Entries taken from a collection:
— Start —
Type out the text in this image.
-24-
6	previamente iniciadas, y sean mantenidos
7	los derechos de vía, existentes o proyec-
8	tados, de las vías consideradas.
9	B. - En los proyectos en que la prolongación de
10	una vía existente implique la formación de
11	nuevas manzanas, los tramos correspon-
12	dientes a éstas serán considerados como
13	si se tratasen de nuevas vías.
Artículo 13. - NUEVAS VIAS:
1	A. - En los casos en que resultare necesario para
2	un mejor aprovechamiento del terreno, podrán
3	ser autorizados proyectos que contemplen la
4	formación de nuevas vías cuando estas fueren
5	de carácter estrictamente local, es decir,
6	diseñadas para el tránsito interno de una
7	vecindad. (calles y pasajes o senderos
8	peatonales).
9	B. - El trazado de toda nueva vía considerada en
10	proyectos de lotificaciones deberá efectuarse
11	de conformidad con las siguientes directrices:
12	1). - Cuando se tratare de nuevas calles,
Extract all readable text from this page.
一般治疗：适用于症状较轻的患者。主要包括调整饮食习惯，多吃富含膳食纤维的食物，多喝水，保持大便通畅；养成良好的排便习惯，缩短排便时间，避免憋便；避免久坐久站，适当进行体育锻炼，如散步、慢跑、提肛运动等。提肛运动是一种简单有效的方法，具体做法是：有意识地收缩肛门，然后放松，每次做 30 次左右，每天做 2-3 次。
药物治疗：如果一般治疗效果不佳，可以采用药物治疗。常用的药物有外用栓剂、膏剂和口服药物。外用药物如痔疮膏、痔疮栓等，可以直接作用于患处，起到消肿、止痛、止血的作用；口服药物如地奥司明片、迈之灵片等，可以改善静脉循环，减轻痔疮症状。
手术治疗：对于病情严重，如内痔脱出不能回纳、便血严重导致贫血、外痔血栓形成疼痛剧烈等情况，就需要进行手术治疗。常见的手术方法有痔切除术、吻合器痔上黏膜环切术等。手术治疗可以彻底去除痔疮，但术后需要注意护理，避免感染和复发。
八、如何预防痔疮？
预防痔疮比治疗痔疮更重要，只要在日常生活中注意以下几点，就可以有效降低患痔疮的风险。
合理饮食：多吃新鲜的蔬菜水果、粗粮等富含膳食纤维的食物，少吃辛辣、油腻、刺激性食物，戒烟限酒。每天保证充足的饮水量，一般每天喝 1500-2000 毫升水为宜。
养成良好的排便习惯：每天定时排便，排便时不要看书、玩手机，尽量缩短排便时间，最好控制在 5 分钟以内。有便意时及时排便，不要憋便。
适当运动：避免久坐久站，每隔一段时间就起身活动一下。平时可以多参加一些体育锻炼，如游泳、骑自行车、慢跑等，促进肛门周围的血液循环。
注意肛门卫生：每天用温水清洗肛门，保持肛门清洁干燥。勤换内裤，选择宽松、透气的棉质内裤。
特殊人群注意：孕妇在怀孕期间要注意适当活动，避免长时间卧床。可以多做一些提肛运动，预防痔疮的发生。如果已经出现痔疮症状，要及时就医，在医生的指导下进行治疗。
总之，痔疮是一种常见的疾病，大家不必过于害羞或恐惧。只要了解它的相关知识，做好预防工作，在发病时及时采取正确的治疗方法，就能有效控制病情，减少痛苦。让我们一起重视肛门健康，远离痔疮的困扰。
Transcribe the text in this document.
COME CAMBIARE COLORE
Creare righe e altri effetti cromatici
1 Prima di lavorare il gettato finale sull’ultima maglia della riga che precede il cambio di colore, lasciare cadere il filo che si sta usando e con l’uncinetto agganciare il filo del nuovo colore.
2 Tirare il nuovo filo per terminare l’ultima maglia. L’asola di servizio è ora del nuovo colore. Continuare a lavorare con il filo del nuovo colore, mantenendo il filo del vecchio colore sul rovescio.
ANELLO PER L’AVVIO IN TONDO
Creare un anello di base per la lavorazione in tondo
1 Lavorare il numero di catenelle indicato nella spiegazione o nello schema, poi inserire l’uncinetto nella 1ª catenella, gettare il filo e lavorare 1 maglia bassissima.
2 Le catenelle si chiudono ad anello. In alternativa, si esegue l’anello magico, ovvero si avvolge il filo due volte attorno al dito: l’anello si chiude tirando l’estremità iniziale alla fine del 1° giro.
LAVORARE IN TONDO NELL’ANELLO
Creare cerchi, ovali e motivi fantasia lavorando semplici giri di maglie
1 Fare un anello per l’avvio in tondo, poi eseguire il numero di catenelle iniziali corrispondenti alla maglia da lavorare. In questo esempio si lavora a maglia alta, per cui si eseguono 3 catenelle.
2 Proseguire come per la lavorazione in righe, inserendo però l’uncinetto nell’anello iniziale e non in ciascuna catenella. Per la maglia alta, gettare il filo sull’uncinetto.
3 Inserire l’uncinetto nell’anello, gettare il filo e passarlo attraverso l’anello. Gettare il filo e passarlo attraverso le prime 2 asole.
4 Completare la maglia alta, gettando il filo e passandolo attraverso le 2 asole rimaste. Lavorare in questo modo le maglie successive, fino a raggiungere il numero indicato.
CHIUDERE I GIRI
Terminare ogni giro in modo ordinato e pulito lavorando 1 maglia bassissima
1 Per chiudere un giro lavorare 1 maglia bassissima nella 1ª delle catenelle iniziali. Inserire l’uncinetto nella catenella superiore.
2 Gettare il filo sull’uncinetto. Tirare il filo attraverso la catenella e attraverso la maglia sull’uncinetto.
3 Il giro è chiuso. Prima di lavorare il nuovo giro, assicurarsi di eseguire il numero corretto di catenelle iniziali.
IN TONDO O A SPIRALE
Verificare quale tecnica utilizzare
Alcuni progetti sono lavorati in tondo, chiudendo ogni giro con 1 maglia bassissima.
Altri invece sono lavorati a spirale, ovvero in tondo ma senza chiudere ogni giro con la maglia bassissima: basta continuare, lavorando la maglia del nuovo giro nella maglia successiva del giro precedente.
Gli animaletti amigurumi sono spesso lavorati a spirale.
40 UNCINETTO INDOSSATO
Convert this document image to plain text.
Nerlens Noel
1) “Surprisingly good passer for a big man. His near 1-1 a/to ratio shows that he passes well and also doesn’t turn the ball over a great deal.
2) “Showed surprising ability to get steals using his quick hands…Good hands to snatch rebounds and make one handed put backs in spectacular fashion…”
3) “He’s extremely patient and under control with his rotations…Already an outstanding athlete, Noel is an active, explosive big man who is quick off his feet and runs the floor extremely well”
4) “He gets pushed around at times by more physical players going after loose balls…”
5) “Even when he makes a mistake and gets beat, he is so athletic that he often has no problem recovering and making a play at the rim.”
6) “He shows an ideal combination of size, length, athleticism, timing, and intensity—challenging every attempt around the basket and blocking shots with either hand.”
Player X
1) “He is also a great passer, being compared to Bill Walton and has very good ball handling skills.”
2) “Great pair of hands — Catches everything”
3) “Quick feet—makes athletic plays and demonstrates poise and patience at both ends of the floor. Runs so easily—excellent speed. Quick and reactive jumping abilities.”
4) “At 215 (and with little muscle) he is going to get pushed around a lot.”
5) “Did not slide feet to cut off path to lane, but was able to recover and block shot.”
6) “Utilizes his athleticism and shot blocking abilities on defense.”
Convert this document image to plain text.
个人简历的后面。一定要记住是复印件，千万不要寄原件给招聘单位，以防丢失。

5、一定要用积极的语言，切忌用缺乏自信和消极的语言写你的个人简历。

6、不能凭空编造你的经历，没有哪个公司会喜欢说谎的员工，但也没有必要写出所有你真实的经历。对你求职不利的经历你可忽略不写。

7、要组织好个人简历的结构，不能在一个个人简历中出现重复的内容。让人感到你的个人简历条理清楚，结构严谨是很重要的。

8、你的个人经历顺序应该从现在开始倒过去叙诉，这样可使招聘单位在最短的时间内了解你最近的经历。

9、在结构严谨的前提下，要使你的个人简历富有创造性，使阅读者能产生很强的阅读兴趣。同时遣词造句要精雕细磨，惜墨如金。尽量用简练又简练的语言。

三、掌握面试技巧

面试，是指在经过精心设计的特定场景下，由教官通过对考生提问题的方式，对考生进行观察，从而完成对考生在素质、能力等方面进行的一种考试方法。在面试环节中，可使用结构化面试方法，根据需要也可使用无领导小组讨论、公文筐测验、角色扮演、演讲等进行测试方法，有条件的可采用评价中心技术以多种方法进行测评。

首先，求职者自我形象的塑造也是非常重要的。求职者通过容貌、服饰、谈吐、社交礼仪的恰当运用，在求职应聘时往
— End —
_Set problem_
Copy each line of the listing that holds the word "also".

_Exercise solution_
1) “Surprisingly good passer for a big man. His near 1-1 a/to ratio shows that he passes well and also doesn’t turn the ball over a great deal.
1) “He is also a great passer, being compared to Bill Walton and has very good ball handling skills.”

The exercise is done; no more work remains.